* Task objective:
Reproduce the data that follows in its entirety, character for character.

* Information supplied:
--- --- ---
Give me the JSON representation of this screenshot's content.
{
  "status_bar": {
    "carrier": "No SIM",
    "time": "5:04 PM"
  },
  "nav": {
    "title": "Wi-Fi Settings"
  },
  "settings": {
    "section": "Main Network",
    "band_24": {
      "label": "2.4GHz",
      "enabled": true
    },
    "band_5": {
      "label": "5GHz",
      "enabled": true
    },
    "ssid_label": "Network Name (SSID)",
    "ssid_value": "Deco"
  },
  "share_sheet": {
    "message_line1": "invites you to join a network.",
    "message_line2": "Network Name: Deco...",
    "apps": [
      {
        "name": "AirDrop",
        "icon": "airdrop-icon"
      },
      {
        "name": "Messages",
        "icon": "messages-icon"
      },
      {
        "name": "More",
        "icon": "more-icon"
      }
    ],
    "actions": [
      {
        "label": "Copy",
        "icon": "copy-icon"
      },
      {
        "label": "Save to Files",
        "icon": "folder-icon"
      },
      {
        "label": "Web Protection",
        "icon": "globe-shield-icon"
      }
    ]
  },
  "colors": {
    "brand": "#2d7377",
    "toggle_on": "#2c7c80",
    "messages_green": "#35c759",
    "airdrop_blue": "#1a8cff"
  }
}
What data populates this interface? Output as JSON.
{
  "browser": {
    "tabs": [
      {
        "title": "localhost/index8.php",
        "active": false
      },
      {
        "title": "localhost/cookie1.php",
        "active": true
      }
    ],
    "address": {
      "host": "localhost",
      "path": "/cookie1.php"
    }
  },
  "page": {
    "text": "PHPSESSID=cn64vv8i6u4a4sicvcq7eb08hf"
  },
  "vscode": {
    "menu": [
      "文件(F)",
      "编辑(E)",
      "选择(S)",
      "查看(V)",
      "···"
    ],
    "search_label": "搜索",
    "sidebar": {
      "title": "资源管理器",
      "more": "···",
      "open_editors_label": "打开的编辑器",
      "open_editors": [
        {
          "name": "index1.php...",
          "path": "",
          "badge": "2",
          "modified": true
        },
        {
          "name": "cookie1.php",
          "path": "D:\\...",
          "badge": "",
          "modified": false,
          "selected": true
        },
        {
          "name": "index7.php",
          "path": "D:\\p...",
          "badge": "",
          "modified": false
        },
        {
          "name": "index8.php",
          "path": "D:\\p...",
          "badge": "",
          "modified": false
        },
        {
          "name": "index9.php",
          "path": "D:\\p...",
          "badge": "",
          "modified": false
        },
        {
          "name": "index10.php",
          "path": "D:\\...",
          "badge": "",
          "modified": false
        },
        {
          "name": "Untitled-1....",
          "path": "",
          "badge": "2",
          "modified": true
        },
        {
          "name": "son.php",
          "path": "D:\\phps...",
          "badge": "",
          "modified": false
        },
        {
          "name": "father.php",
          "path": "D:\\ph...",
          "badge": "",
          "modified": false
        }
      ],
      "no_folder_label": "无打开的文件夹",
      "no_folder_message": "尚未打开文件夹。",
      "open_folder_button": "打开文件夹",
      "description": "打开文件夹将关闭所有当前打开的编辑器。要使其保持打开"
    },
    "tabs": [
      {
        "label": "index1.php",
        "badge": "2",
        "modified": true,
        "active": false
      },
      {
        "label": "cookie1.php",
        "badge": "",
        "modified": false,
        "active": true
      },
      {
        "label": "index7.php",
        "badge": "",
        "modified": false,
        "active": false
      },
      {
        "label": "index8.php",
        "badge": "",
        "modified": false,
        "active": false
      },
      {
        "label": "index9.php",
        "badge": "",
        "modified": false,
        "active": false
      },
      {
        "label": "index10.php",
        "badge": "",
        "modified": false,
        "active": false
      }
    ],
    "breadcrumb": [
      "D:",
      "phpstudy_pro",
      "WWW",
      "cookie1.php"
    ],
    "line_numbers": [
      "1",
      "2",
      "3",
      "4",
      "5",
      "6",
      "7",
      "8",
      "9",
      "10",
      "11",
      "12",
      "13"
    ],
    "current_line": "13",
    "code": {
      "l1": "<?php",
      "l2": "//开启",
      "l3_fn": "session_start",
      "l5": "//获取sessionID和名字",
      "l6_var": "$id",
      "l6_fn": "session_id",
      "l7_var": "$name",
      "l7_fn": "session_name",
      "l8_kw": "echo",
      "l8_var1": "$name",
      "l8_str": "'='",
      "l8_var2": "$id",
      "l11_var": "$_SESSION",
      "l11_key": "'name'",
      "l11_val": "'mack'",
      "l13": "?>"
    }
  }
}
--- --- ---
* Problem solution:
Give me the JSON representation of this screenshot's content.
{
  "status_bar": {
    "carrier": "No SIM",
    "time": "5:04 PM"
  },
  "nav": {
    "title": "Wi-Fi Settings"
  },
  "settings": {
    "section": "Main Network",
    "band_24": {
      "label": "2.4GHz",
      "enabled": true
    },
    "band_5": {
      "label": "5GHz",
      "enabled": true
    },
    "ssid_label": "Network Name (SSID)",
    "ssid_value": "Deco"
  },
  "share_sheet": {
    "message_line1": "invites you to join a network.",
    "message_line2": "Network Name: Deco...",
    "apps": [
      {
        "name": "AirDrop",
        "icon": "airdrop-icon"
      },
      {
        "name": "Messages",
        "icon": "messages-icon"
      },
      {
        "name": "More",
        "icon": "more-icon"
      }
    ],
    "actions": [
      {
        "label": "Copy",
        "icon": "copy-icon"
      },
      {
        "label": "Save to Files",
        "icon": "folder-icon"
      },
      {
        "label": "Web Protection",
        "icon": "globe-shield-icon"
      }
    ]
  },
  "colors": {
    "brand": "#2d7377",
    "toggle_on": "#2c7c80",
    "messages_green": "#35c759",
    "airdrop_blue": "#1a8cff"
  }
}
What data populates this interface? Output as JSON.
{
  "browser": {
    "tabs": [
      {
        "title": "localhost/index8.php",
        "active": false
      },
      {
        "title": "localhost/cookie1.php",
        "active": true
      }
    ],
    "address": {
      "host": "localhost",
      "path": "/cookie1.php"
    }
  },
  "page": {
    "text": "PHPSESSID=cn64vv8i6u4a4sicvcq7eb08hf"
  },
  "vscode": {
    "menu": [
      "文件(F)",
      "编辑(E)",
      "选择(S)",
      "查看(V)",
      "···"
    ],
    "search_label": "搜索",
    "sidebar": {
      "title": "资源管理器",
      "more": "···",
      "open_editors_label": "打开的编辑器",
      "open_editors": [
        {
          "name": "index1.php...",
          "path": "",
          "badge": "2",
          "modified": true
        },
        {
          "name": "cookie1.php",
          "path": "D:\\...",
          "badge": "",
          "modified": false,
          "selected": true
        },
        {
          "name": "index7.php",
          "path": "D:\\p...",
          "badge": "",
          "modified": false
        },
        {
          "name": "index8.php",
          "path": "D:\\p...",
          "badge": "",
          "modified": false
        },
        {
          "name": "index9.php",
          "path": "D:\\p...",
          "badge": "",
          "modified": false
        },
        {
          "name": "index10.php",
          "path": "D:\\...",
          "badge": "",
          "modified": false
        },
        {
          "name": "Untitled-1....",
          "path": "",
          "badge": "2",
          "modified": true
        },
        {
          "name": "son.php",
          "path": "D:\\phps...",
          "badge": "",
          "modified": false
        },
        {
          "name": "father.php",
          "path": "D:\\ph...",
          "badge": "",
          "modified": false
        }
      ],
      "no_folder_label": "无打开的文件夹",
      "no_folder_message": "尚未打开文件夹。",
      "open_folder_button": "打开文件夹",
      "description": "打开文件夹将关闭所有当前打开的编辑器。要使其保持打开"
    },
    "tabs": [
      {
        "label": "index1.php",
        "badge": "2",
        "modified": true,
        "active": false
      },
      {
        "label": "cookie1.php",
        "badge": "",
        "modified": false,
        "active": true
      },
      {
        "label": "index7.php",
        "badge": "",
        "modified": false,
        "active": false
      },
      {
        "label": "index8.php",
        "badge": "",
        "modified": false,
        "active": false
      },
      {
        "label": "index9.php",
        "badge": "",
        "modified": false,
        "active": false
      },
      {
        "label": "index10.php",
        "badge": "",
        "modified": false,
        "active": false
      }
    ],
    "breadcrumb": [
      "D:",
      "phpstudy_pro",
      "WWW",
      "cookie1.php"
    ],
    "line_numbers": [
      "1",
      "2",
      "3",
      "4",
      "5",
      "6",
      "7",
      "8",
      "9",
      "10",
      "11",
      "12",
      "13"
    ],
    "current_line": "13",
    "code": {
      "l1": "<?php",
      "l2": "//开启",
      "l3_fn": "session_start",
      "l5": "//获取sessionID和名字",
      "l6_var": "$id",
      "l6_fn": "session_id",
      "l7_var": "$name",
      "l7_fn": "session_name",
      "l8_kw": "echo",
      "l8_var1": "$name",
      "l8_str": "'='",
      "l8_var2": "$id",
      "l11_var": "$_SESSION",
      "l11_key": "'name'",
      "l11_val": "'mack'",
      "l13": "?>"
    }
  }
}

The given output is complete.